* [Exercise details]:
Reproduce each line of the material exactly, minus any picture.

Data excerpts
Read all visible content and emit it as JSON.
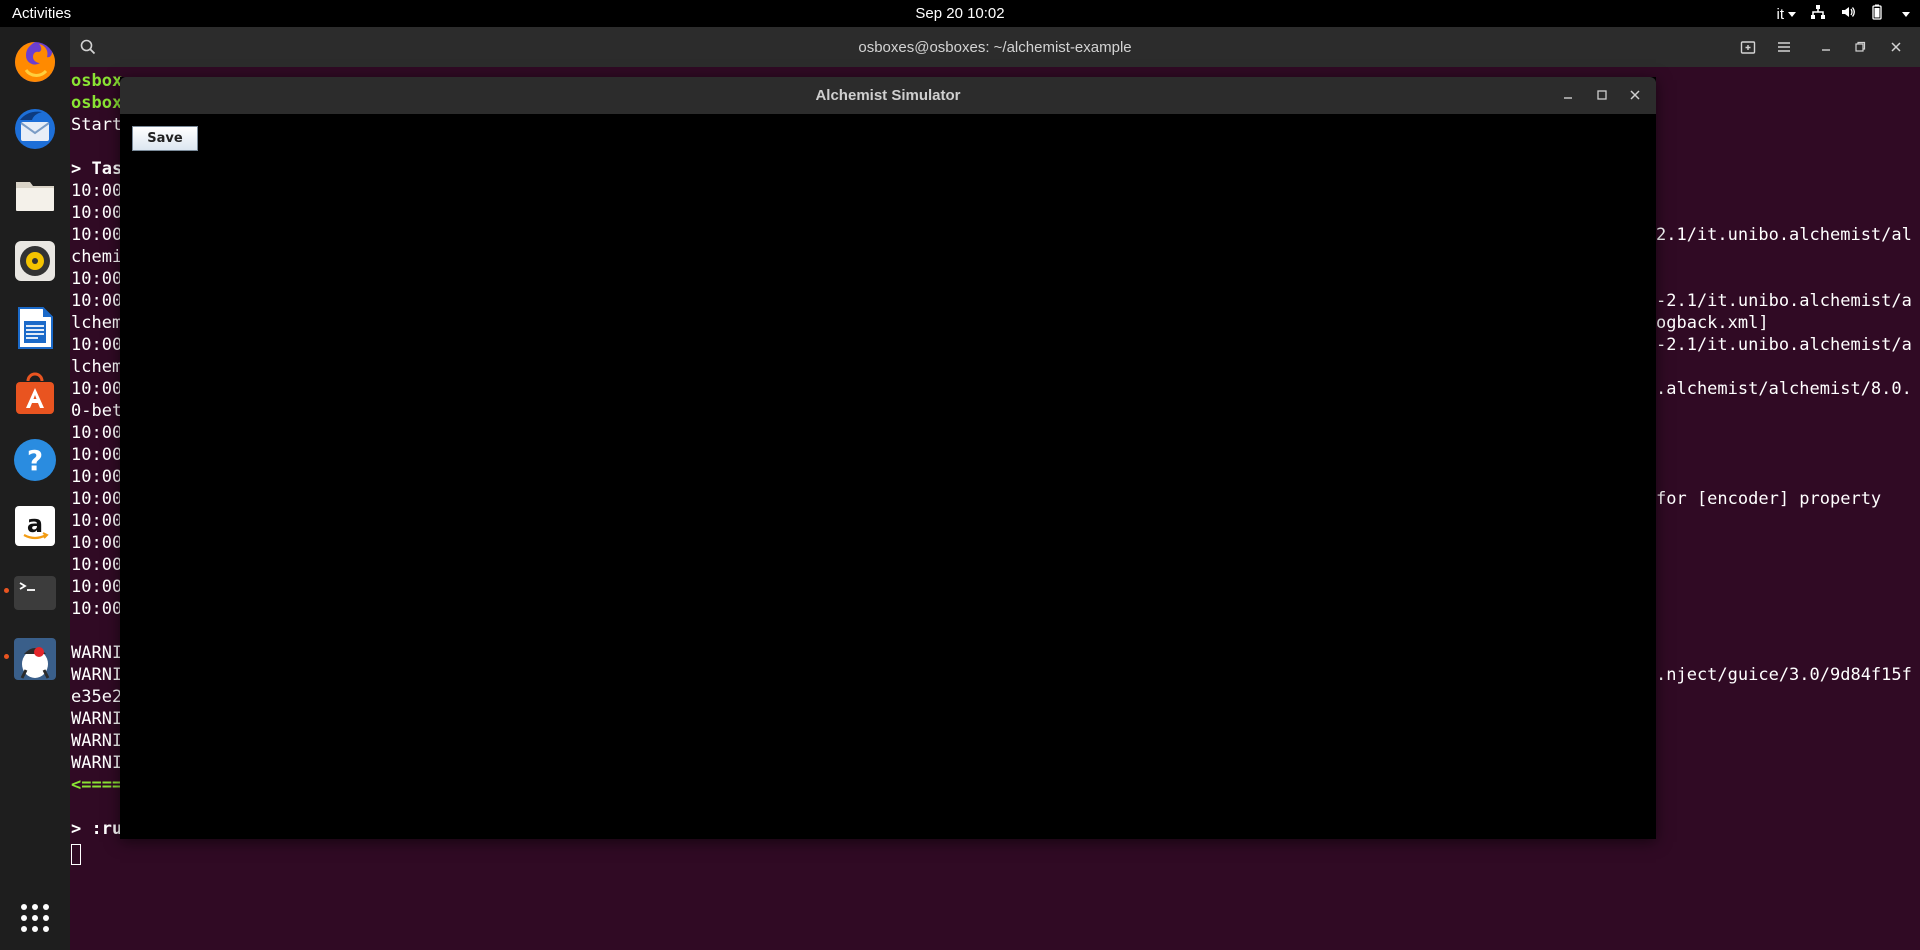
{
  "topbar": {
    "activities": "Activities",
    "clock": "Sep 20  10:02",
    "keyboard_layout": "it"
  },
  "dock": {
    "items": [
      "firefox-icon",
      "thunderbird-icon",
      "files-icon",
      "rhythmbox-icon",
      "libreoffice-writer-icon",
      "software-icon",
      "help-icon",
      "amazon-icon",
      "terminal-icon",
      "java-icon",
      "show-apps-icon"
    ]
  },
  "terminal": {
    "title": "osboxes@osboxes: ~/alchemist-example",
    "left_lines": [
      {
        "text": "osbox",
        "style": "green"
      },
      {
        "text": "osbox",
        "style": "green"
      },
      {
        "text": "Start",
        "style": ""
      },
      {
        "text": "",
        "style": ""
      },
      {
        "text": "> Tas",
        "style": "bold"
      },
      {
        "text": "10:00",
        "style": ""
      },
      {
        "text": "10:00",
        "style": ""
      },
      {
        "text": "10:00",
        "style": ""
      },
      {
        "text": "chemi",
        "style": ""
      },
      {
        "text": "10:00",
        "style": ""
      },
      {
        "text": "10:00",
        "style": ""
      },
      {
        "text": "lchem",
        "style": ""
      },
      {
        "text": "10:00",
        "style": ""
      },
      {
        "text": "lchem",
        "style": ""
      },
      {
        "text": "10:00",
        "style": ""
      },
      {
        "text": "0-bet",
        "style": ""
      },
      {
        "text": "10:00",
        "style": ""
      },
      {
        "text": "10:00",
        "style": ""
      },
      {
        "text": "10:00",
        "style": ""
      },
      {
        "text": "10:00",
        "style": ""
      },
      {
        "text": "10:00",
        "style": ""
      },
      {
        "text": "10:00",
        "style": ""
      },
      {
        "text": "10:00",
        "style": ""
      },
      {
        "text": "10:00",
        "style": ""
      },
      {
        "text": "10:00",
        "style": ""
      },
      {
        "text": "",
        "style": ""
      },
      {
        "text": "WARNI",
        "style": ""
      },
      {
        "text": "WARNI",
        "style": ""
      },
      {
        "text": "e35e2",
        "style": ""
      },
      {
        "text": "WARNI",
        "style": ""
      },
      {
        "text": "WARNI",
        "style": ""
      },
      {
        "text": "WARNI",
        "style": ""
      },
      {
        "text": "<====",
        "style": "green"
      },
      {
        "text": "",
        "style": ""
      },
      {
        "text": "> :ru",
        "style": "bold"
      }
    ],
    "right_lines": [
      {
        "row": 7,
        "text": "2.1/it.unibo.alchemist/al"
      },
      {
        "row": 10,
        "text": "-2.1/it.unibo.alchemist/a"
      },
      {
        "row": 11,
        "text": "ogback.xml]"
      },
      {
        "row": 12,
        "text": "-2.1/it.unibo.alchemist/a"
      },
      {
        "row": 14,
        "text": ".alchemist/alchemist/8.0."
      },
      {
        "row": 19,
        "text": "for [encoder] property"
      },
      {
        "row": 27,
        "text": ".nject/guice/3.0/9d84f15f"
      }
    ]
  },
  "alchemist": {
    "title": "Alchemist Simulator",
    "save_label": "Save"
  }
}
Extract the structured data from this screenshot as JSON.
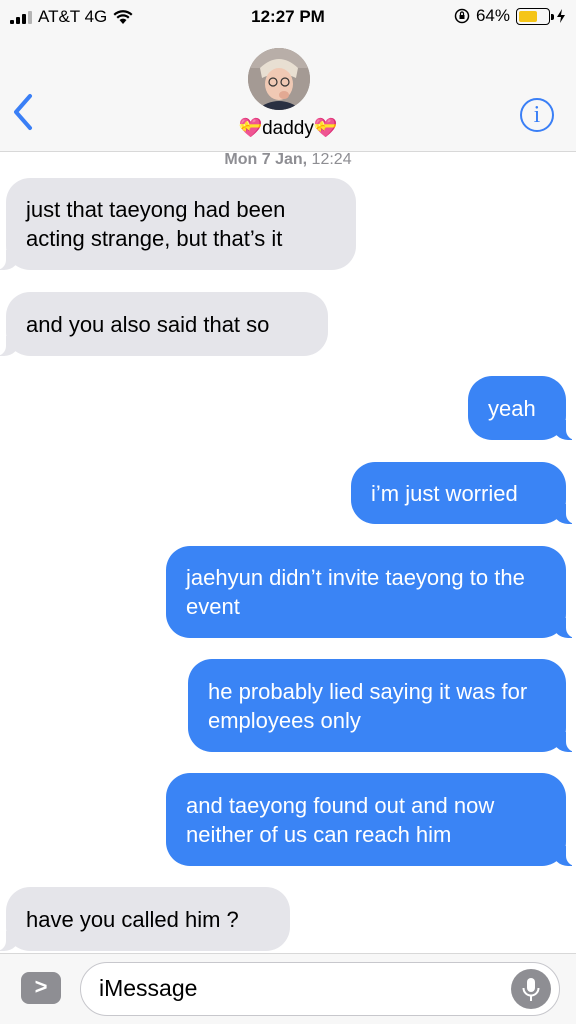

* [Exercise response]:
Read all visible content and emit it as JSON.
{
  "topbar": {
    "activities": "Activities",
    "clock": "Sep 20  10:02",
    "keyboard_layout": "it"
  },
  "dock": {
    "items": [
      "firefox-icon",
      "thunderbird-icon",
      "files-icon",
      "rhythmbox-icon",
      "libreoffice-writer-icon",
      "software-icon",
      "help-icon",
      "amazon-icon",
      "terminal-icon",
      "java-icon",
      "show-apps-icon"
    ]
  },
  "terminal": {
    "title": "osboxes@osboxes: ~/alchemist-example",
    "left_lines": [
      {
        "text": "osbox",
        "style": "green"
      },
      {
        "text": "osbox",
        "style": "green"
      },
      {
        "text": "Start",
        "style": ""
      },
      {
        "text": "",
        "style": ""
      },
      {
        "text": "> Tas",
        "style": "bold"
      },
      {
        "text": "10:00",
        "style": ""
      },
      {
        "text": "10:00",
        "style": ""
      },
      {
        "text": "10:00",
        "style": ""
      },
      {
        "text": "chemi",
        "style": ""
      },
      {
        "text": "10:00",
        "style": ""
      },
      {
        "text": "10:00",
        "style": ""
      },
      {
        "text": "lchem",
        "style": ""
      },
      {
        "text": "10:00",
        "style": ""
      },
      {
        "text": "lchem",
        "style": ""
      },
      {
        "text": "10:00",
        "style": ""
      },
      {
        "text": "0-bet",
        "style": ""
      },
      {
        "text": "10:00",
        "style": ""
      },
      {
        "text": "10:00",
        "style": ""
      },
      {
        "text": "10:00",
        "style": ""
      },
      {
        "text": "10:00",
        "style": ""
      },
      {
        "text": "10:00",
        "style": ""
      },
      {
        "text": "10:00",
        "style": ""
      },
      {
        "text": "10:00",
        "style": ""
      },
      {
        "text": "10:00",
        "style": ""
      },
      {
        "text": "10:00",
        "style": ""
      },
      {
        "text": "",
        "style": ""
      },
      {
        "text": "WARNI",
        "style": ""
      },
      {
        "text": "WARNI",
        "style": ""
      },
      {
        "text": "e35e2",
        "style": ""
      },
      {
        "text": "WARNI",
        "style": ""
      },
      {
        "text": "WARNI",
        "style": ""
      },
      {
        "text": "WARNI",
        "style": ""
      },
      {
        "text": "<====",
        "style": "green"
      },
      {
        "text": "",
        "style": ""
      },
      {
        "text": "> :ru",
        "style": "bold"
      }
    ],
    "right_lines": [
      {
        "row": 7,
        "text": "2.1/it.unibo.alchemist/al"
      },
      {
        "row": 10,
        "text": "-2.1/it.unibo.alchemist/a"
      },
      {
        "row": 11,
        "text": "ogback.xml]"
      },
      {
        "row": 12,
        "text": "-2.1/it.unibo.alchemist/a"
      },
      {
        "row": 14,
        "text": ".alchemist/alchemist/8.0."
      },
      {
        "row": 19,
        "text": "for [encoder] property"
      },
      {
        "row": 27,
        "text": ".nject/guice/3.0/9d84f15f"
      }
    ]
  },
  "alchemist": {
    "title": "Alchemist Simulator",
    "save_label": "Save"
  }
}
Extract the structured data from this screenshot as JSON.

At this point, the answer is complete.